Short task.
Return each line containing the string "registradora".

# # # # # # #

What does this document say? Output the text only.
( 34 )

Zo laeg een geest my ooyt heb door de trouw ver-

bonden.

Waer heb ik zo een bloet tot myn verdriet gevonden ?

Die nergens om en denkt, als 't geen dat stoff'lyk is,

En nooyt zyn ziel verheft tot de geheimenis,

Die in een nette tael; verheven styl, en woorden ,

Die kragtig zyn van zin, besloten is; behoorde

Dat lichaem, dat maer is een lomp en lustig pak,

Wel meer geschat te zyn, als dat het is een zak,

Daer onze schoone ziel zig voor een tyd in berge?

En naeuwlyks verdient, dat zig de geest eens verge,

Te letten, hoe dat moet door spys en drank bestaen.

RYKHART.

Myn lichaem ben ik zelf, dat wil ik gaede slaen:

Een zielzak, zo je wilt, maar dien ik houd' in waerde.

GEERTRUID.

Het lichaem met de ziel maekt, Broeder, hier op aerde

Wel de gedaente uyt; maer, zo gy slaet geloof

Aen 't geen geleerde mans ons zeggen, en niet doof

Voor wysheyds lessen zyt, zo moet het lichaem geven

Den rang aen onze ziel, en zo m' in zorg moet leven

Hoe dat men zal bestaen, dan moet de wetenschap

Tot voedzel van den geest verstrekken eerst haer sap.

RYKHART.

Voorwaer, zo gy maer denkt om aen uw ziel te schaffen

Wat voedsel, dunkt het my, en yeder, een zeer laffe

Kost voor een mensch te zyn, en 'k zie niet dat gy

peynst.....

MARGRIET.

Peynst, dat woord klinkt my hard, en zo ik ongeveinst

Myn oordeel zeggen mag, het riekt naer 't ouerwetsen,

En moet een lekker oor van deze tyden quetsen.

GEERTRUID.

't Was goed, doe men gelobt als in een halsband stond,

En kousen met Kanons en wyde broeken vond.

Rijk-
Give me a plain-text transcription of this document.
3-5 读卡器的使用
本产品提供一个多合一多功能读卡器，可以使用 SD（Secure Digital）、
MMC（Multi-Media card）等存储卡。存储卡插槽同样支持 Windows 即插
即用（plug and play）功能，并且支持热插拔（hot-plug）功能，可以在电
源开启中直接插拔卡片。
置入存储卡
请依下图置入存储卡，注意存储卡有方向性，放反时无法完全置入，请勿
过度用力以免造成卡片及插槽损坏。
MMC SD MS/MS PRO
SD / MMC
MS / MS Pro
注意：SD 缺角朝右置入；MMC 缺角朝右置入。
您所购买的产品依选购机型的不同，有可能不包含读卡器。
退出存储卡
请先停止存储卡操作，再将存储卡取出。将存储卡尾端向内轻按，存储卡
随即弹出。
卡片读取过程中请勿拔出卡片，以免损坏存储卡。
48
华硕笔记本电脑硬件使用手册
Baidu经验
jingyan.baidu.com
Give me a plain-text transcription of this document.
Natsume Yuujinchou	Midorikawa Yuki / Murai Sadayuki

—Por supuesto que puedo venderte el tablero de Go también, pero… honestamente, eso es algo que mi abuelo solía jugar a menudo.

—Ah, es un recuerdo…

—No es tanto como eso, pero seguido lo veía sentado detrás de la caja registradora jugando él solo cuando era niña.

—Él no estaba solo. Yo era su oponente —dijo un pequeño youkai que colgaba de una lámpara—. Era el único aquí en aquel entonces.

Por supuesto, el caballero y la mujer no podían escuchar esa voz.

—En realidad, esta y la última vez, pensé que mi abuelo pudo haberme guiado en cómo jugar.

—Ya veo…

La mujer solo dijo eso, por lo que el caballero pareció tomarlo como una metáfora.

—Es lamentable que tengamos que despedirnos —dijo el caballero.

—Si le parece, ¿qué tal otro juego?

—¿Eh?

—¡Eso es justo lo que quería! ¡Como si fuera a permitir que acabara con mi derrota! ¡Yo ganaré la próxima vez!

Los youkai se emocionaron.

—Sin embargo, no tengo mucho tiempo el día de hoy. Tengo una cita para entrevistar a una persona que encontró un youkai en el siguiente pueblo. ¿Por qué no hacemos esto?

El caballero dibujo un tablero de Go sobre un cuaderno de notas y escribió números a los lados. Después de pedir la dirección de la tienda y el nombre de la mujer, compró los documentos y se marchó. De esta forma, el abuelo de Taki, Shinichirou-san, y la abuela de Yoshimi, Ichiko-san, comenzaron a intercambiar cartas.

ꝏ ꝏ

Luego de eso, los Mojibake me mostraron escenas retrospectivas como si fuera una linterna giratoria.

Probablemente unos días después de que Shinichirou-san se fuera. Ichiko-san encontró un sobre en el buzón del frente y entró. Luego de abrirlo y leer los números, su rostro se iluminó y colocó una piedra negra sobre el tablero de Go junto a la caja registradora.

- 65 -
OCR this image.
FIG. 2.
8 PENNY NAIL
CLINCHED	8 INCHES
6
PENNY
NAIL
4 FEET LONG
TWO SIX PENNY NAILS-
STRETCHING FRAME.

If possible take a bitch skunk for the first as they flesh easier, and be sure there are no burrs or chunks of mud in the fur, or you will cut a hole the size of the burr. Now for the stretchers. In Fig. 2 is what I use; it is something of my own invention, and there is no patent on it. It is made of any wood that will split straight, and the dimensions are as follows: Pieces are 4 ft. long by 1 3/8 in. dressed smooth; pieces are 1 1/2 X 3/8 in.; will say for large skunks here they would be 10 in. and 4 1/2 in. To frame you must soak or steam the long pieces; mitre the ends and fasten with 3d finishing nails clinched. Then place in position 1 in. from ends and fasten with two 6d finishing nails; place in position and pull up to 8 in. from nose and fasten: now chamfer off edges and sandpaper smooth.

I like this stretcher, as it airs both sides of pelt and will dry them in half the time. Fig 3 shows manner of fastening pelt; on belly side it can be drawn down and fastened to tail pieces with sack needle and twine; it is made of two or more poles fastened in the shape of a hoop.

# # # # # # #

Solved problem.
—No es tanto como eso, pero seguido lo veía sentado detrás de la caja registradora jugando él solo cuando era niña.
Probablemente unos días después de que Shinichirou-san se fuera. Ichiko-san encontró un sobre en el buzón del frente y entró. Luego de abrirlo y leer los números, su rostro se iluminó y colocó una piedra negra sobre el tablero de Go junto a la caja registradora.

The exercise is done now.